### Directive
Copy each line of the listing below exactly.

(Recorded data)
'''

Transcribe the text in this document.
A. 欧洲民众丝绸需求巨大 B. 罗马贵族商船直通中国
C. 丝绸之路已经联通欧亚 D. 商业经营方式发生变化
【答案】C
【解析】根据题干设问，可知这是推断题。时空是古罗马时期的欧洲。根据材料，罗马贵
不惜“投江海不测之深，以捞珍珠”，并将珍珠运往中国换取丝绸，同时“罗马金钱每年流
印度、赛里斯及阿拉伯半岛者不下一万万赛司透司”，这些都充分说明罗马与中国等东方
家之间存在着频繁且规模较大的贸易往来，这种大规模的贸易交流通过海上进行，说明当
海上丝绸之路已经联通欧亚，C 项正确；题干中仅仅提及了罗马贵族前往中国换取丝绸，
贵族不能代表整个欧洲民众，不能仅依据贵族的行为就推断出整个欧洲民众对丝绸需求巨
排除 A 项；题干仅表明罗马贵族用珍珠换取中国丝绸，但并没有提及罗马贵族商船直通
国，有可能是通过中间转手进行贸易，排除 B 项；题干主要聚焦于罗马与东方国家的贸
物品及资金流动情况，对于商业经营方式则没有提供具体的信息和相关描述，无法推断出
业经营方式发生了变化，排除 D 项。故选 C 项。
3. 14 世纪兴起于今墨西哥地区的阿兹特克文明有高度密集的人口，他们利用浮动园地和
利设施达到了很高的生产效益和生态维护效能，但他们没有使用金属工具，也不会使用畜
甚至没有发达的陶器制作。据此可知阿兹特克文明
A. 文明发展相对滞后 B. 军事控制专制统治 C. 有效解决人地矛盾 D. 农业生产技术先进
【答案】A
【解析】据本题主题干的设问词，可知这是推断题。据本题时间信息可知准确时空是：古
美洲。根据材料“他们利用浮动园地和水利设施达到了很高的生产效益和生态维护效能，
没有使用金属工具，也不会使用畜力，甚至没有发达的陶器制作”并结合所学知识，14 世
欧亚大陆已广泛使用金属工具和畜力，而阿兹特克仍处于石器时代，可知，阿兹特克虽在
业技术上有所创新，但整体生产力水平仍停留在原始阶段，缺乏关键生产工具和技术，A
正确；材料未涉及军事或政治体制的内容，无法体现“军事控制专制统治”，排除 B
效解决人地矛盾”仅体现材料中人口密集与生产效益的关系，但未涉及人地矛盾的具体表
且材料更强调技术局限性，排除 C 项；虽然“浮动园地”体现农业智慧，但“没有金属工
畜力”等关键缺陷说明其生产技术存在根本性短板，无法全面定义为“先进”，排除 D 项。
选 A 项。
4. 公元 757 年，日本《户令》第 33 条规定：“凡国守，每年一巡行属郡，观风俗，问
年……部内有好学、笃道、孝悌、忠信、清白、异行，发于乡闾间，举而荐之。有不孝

'''

### Solved problem
Transcribe the text in this document.
A. 欧洲民众丝绸需求巨大 B. 罗马贵族商船直通中国
C. 丝绸之路已经联通欧亚 D. 商业经营方式发生变化
【答案】C
【解析】根据题干设问，可知这是推断题。时空是古罗马时期的欧洲。根据材料，罗马贵
不惜“投江海不测之深，以捞珍珠”，并将珍珠运往中国换取丝绸，同时“罗马金钱每年流
印度、赛里斯及阿拉伯半岛者不下一万万赛司透司”，这些都充分说明罗马与中国等东方
家之间存在着频繁且规模较大的贸易往来，这种大规模的贸易交流通过海上进行，说明当
海上丝绸之路已经联通欧亚，C 项正确；题干中仅仅提及了罗马贵族前往中国换取丝绸，
贵族不能代表整个欧洲民众，不能仅依据贵族的行为就推断出整个欧洲民众对丝绸需求巨
排除 A 项；题干仅表明罗马贵族用珍珠换取中国丝绸，但并没有提及罗马贵族商船直通
国，有可能是通过中间转手进行贸易，排除 B 项；题干主要聚焦于罗马与东方国家的贸
物品及资金流动情况，对于商业经营方式则没有提供具体的信息和相关描述，无法推断出
业经营方式发生了变化，排除 D 项。故选 C 项。
3. 14 世纪兴起于今墨西哥地区的阿兹特克文明有高度密集的人口，他们利用浮动园地和
利设施达到了很高的生产效益和生态维护效能，但他们没有使用金属工具，也不会使用畜
甚至没有发达的陶器制作。据此可知阿兹特克文明
A. 文明发展相对滞后 B. 军事控制专制统治 C. 有效解决人地矛盾 D. 农业生产技术先进
【答案】A
【解析】据本题主题干的设问词，可知这是推断题。据本题时间信息可知准确时空是：古
美洲。根据材料“他们利用浮动园地和水利设施达到了很高的生产效益和生态维护效能，
没有使用金属工具，也不会使用畜力，甚至没有发达的陶器制作”并结合所学知识，14 世
欧亚大陆已广泛使用金属工具和畜力，而阿兹特克仍处于石器时代，可知，阿兹特克虽在
业技术上有所创新，但整体生产力水平仍停留在原始阶段，缺乏关键生产工具和技术，A
正确；材料未涉及军事或政治体制的内容，无法体现“军事控制专制统治”，排除 B
效解决人地矛盾”仅体现材料中人口密集与生产效益的关系，但未涉及人地矛盾的具体表
且材料更强调技术局限性，排除 C 项；虽然“浮动园地”体现农业智慧，但“没有金属工
畜力”等关键缺陷说明其生产技术存在根本性短板，无法全面定义为“先进”，排除 D 项。
选 A 项。
4. 公元 757 年，日本《户令》第 33 条规定：“凡国守，每年一巡行属郡，观风俗，问
年……部内有好学、笃道、孝悌、忠信、清白、异行，发于乡闾间，举而荐之。有不孝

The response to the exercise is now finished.